Exercise requirements:
Would you transcribe the whole listing exactly, minus its pictures?

Entries provided:
# # # #

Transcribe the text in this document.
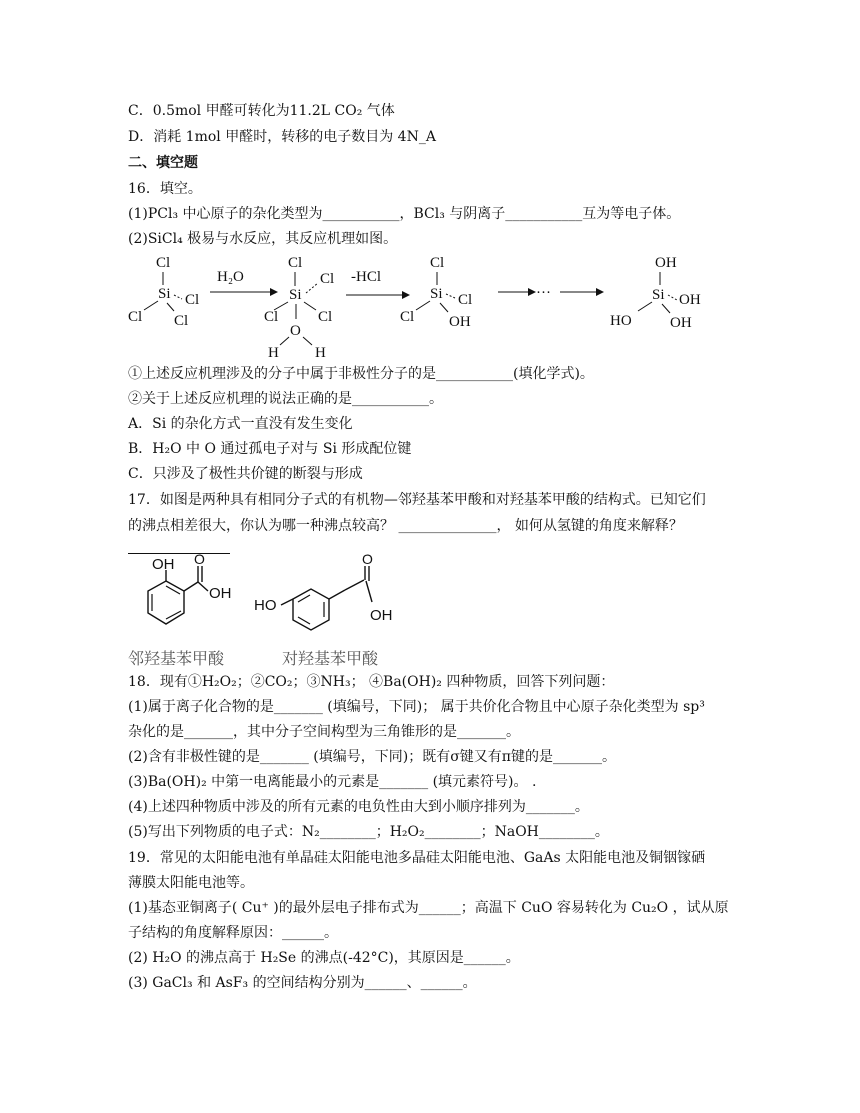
C．0.5mol 甲醛可转化为11.2L CO₂ 气体
D．消耗 1mol 甲醛时，转移的电子数目为 4N_A
二、填空题
16．填空。
(1)PCl₃ 中心原子的杂化类型为___________，BCl₃ 与阴离子___________互为等电子体。
(2)SiCl₄ 极易与水反应，其反应机理如图。
Cl
Si Cl
Cl Cl
H₂O
Cl
Cl
Si
Cl	Cl
O
H H
-HCl
Cl
Si Cl
Cl OH
···
OH
Si OH
HO	OH
①上述反应机理涉及的分子中属于非极性分子的是___________(填化学式)。
②关于上述反应机理的说法正确的是___________。
A．Si 的杂化方式一直没有发生变化
B．H₂O 中 O 通过孤电子对与 Si 形成配位键
C．只涉及了极性共价键的断裂与形成
17．如图是两种具有相同分子式的有机物—邻羟基苯甲酸和对羟基苯甲酸的结构式。已知它们
的沸点相差很大，你认为哪一种沸点较高？ ______________， 如何从氢键的角度来解释？
OH O
OH
邻羟基苯甲酸
HO
O
OH
对羟基苯甲酸
18．现有①H₂O₂；②CO₂；③NH₃； ④Ba(OH)₂ 四种物质，回答下列问题：
(1)属于离子化合物的是_______ (填编号，下同)； 属于共价化合物且中心原子杂化类型为 sp³
杂化的是_______，其中分子空间构型为三角锥形的是_______。
(2)含有非极性键的是_______ (填编号，下同)；既有σ键又有π键的是_______。
(3)Ba(OH)₂ 中第一电离能最小的元素是_______ (填元素符号)。 .
(4)上述四种物质中涉及的所有元素的电负性由大到小顺序排列为_______。
(5)写出下列物质的电子式：N₂________；H₂O₂________；NaOH________。
19．常见的太阳能电池有单晶硅太阳能电池多晶硅太阳能电池、GaAs 太阳能电池及铜铟镓硒
薄膜太阳能电池等。
(1)基态亚铜离子( Cu⁺ )的最外层电子排布式为______；高温下 CuO 容易转化为 Cu₂O ，试从原
子结构的角度解释原因：______。
(2) H₂O 的沸点高于 H₂Se 的沸点(-42°C)，其原因是______。
(3) GaCl₃ 和 AsF₃ 的空间结构分别为______、______。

# # # #

Exercise response:
Transcribe the text in this document.
C．0.5mol 甲醛可转化为11.2L CO₂ 气体
D．消耗 1mol 甲醛时，转移的电子数目为 4N_A
二、填空题
16．填空。
(1)PCl₃ 中心原子的杂化类型为___________，BCl₃ 与阴离子___________互为等电子体。
(2)SiCl₄ 极易与水反应，其反应机理如图。
Cl
Si Cl
Cl Cl
H₂O
Cl
Cl
Si
Cl	Cl
O
H H
-HCl
Cl
Si Cl
Cl OH
···
OH
Si OH
HO	OH
①上述反应机理涉及的分子中属于非极性分子的是___________(填化学式)。
②关于上述反应机理的说法正确的是___________。
A．Si 的杂化方式一直没有发生变化
B．H₂O 中 O 通过孤电子对与 Si 形成配位键
C．只涉及了极性共价键的断裂与形成
17．如图是两种具有相同分子式的有机物—邻羟基苯甲酸和对羟基苯甲酸的结构式。已知它们
的沸点相差很大，你认为哪一种沸点较高？ ______________， 如何从氢键的角度来解释？
OH O
OH
邻羟基苯甲酸
HO
O
OH
对羟基苯甲酸
18．现有①H₂O₂；②CO₂；③NH₃； ④Ba(OH)₂ 四种物质，回答下列问题：
(1)属于离子化合物的是_______ (填编号，下同)； 属于共价化合物且中心原子杂化类型为 sp³
杂化的是_______，其中分子空间构型为三角锥形的是_______。
(2)含有非极性键的是_______ (填编号，下同)；既有σ键又有π键的是_______。
(3)Ba(OH)₂ 中第一电离能最小的元素是_______ (填元素符号)。 .
(4)上述四种物质中涉及的所有元素的电负性由大到小顺序排列为_______。
(5)写出下列物质的电子式：N₂________；H₂O₂________；NaOH________。
19．常见的太阳能电池有单晶硅太阳能电池多晶硅太阳能电池、GaAs 太阳能电池及铜铟镓硒
薄膜太阳能电池等。
(1)基态亚铜离子( Cu⁺ )的最外层电子排布式为______；高温下 CuO 容易转化为 Cu₂O ，试从原
子结构的角度解释原因：______。
(2) H₂O 的沸点高于 H₂Se 的沸点(-42°C)，其原因是______。
(3) GaCl₃ 和 AsF₃ 的空间结构分别为______、______。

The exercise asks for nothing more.